**Task objective:** Wherever a line holds the string "Ninh", copy that line.

** BEGIN Data for this task **

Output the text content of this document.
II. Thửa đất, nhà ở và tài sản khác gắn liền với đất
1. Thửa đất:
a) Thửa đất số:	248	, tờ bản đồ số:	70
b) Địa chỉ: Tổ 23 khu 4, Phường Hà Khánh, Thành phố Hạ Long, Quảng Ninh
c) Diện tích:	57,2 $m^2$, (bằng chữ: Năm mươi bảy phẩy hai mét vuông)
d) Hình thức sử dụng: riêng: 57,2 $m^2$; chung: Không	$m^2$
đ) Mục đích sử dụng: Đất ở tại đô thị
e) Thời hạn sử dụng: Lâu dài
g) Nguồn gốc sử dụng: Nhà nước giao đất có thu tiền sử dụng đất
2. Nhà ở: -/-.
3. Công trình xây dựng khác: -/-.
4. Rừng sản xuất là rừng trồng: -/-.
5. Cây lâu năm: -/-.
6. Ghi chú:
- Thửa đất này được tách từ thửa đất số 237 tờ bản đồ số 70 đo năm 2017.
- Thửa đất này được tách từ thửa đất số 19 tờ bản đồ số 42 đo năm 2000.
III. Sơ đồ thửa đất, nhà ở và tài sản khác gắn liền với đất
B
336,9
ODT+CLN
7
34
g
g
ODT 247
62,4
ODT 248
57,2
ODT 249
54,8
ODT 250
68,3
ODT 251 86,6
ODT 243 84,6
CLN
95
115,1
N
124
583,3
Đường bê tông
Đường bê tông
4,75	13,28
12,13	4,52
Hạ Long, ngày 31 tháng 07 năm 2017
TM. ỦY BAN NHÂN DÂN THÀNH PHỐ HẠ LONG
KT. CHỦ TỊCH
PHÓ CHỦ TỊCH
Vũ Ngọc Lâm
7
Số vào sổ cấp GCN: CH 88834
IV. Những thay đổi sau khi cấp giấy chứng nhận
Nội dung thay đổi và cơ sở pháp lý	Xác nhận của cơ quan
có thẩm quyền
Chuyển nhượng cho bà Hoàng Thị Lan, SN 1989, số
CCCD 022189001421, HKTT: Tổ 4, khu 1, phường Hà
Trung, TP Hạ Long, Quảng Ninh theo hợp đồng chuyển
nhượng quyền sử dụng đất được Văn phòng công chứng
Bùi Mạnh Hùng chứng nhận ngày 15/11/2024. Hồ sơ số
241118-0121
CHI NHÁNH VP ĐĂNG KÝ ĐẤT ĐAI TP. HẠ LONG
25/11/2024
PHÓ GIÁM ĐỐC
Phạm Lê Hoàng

** END Data for this task **

**Worked answer:**
b) Địa chỉ: Tổ 23 khu 4, Phường Hà Khánh, Thành phố Hạ Long, Quảng Ninh
Trung, TP Hạ Long, Quảng Ninh theo hợp đồng chuyển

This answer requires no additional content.